▶ [MATERIAL FOR THE TASK]

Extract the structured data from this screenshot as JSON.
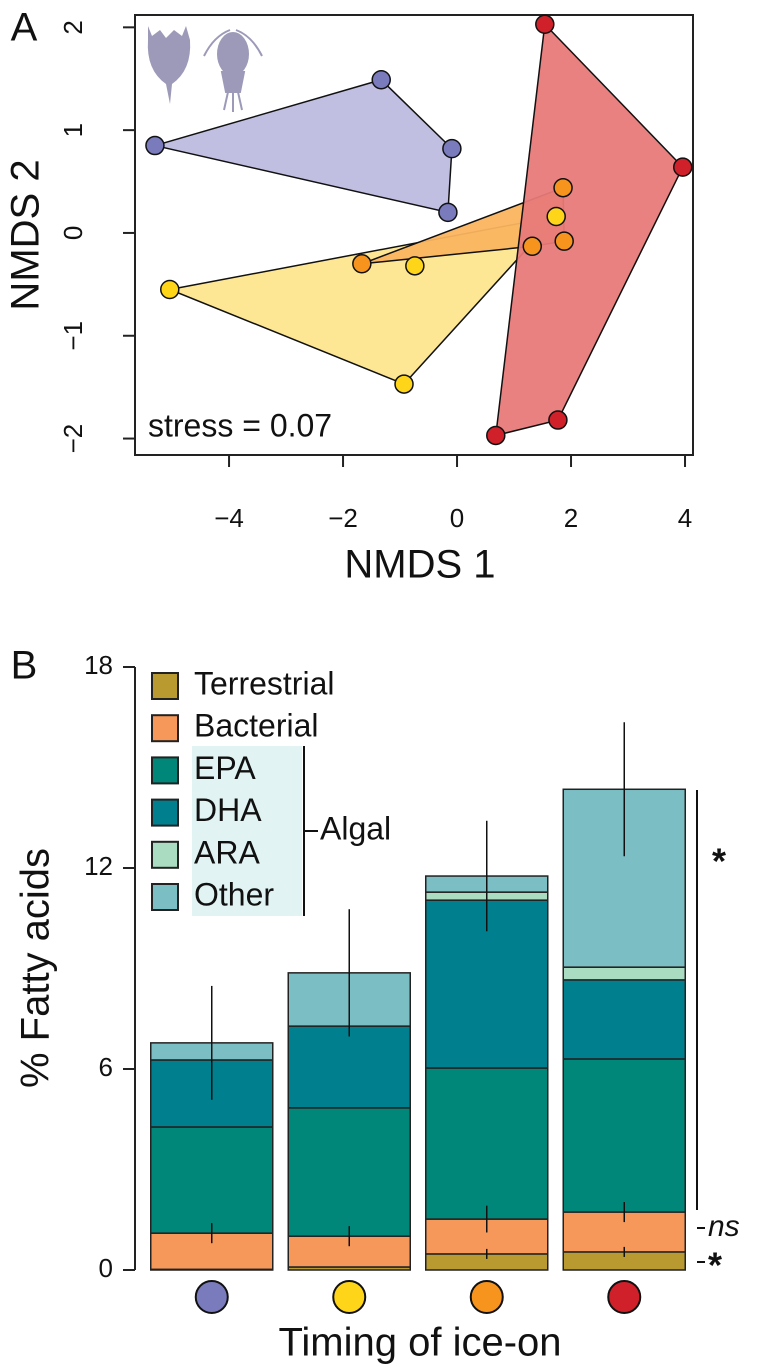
{
  "chart_data": [
    {
      "type": "scatter",
      "panel": "A",
      "x_label": "NMDS 1",
      "y_label": "NMDS 2",
      "annotation": "stress = 0.07",
      "xlim": [
        -5.65,
        4.14
      ],
      "ylim": [
        -2.16,
        2.12
      ],
      "xticks": [
        {
          "value": -4,
          "label": "−4"
        },
        {
          "value": -2,
          "label": "−2"
        },
        0,
        2,
        4
      ],
      "yticks": [
        {
          "value": -2,
          "label": "−2"
        },
        {
          "value": -1,
          "label": "−1"
        },
        0,
        1,
        2
      ],
      "series": [
        {
          "color": "#7a7bbd",
          "fill": "#bdbbdf",
          "x": [
            -5.3,
            -1.33,
            -0.09,
            -0.16
          ],
          "y": [
            0.85,
            1.49,
            0.82,
            0.2
          ]
        },
        {
          "color": "#ffd51a",
          "fill": "#fde68e",
          "x": [
            -5.04,
            -0.93,
            -0.74,
            1.74
          ],
          "y": [
            -0.55,
            -1.47,
            -0.32,
            0.16
          ]
        },
        {
          "color": "#f7941d",
          "fill": "#fbb560",
          "x": [
            -1.67,
            1.86,
            1.88,
            1.32
          ],
          "y": [
            -0.3,
            0.44,
            -0.08,
            -0.13
          ]
        },
        {
          "color": "#d0202a",
          "fill": "#e87a79",
          "x": [
            1.54,
            3.96,
            1.77,
            0.68
          ],
          "y": [
            2.03,
            0.64,
            -1.82,
            -1.97
          ]
        }
      ]
    },
    {
      "type": "stacked_bar",
      "panel": "B",
      "x_label": "Timing of ice-on",
      "y_label": "% Fatty acids",
      "categories": [
        null,
        null,
        null,
        null
      ],
      "category_colors": [
        "#7a7bbd",
        "#ffd51a",
        "#f7941d",
        "#d0202a"
      ],
      "ylim": [
        0,
        18
      ],
      "yticks": [
        0,
        6,
        12,
        18
      ],
      "group_label": "Algal",
      "annotations": [
        "*",
        "ns",
        "*"
      ],
      "series": [
        {
          "name": "Terrestrial",
          "color": "#b89a30",
          "values": [
            0.02,
            0.09,
            0.48,
            0.54
          ],
          "errors": [
            null,
            null,
            0.15,
            0.15
          ]
        },
        {
          "name": "Bacterial",
          "color": "#f6985a",
          "values": [
            1.08,
            0.92,
            1.04,
            1.19
          ],
          "errors": [
            0.3,
            0.3,
            0.4,
            0.3
          ]
        },
        {
          "name": "EPA",
          "color": "#00877a",
          "values": [
            3.17,
            3.83,
            4.51,
            4.57
          ],
          "errors": [
            null,
            null,
            null,
            null
          ]
        },
        {
          "name": "DHA",
          "color": "#00808f",
          "values": [
            2.0,
            2.44,
            5.01,
            2.36
          ],
          "errors": [
            null,
            null,
            null,
            null
          ]
        },
        {
          "name": "ARA",
          "color": "#a9dcc1",
          "values": [
            0,
            0,
            0.24,
            0.38
          ],
          "errors": [
            null,
            null,
            null,
            null
          ]
        },
        {
          "name": "Other",
          "color": "#7bbfc4",
          "values": [
            0.51,
            1.59,
            0.48,
            5.31
          ],
          "errors": [
            1.7,
            1.9,
            1.65,
            2.0
          ]
        }
      ]
    }
  ]
}
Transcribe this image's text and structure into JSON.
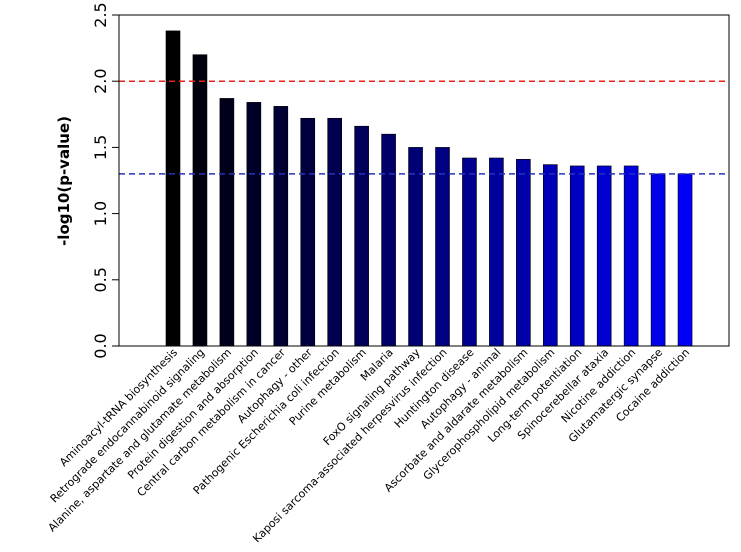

▶ [REQUIREMENT]
Filter the records above for lines containing the word "JSON", and copy those lines.

▶ [EXERCISE OUTPUT]
Extract the structured data from this screenshot as JSON.
Transcribe this image's text and structure into JSON.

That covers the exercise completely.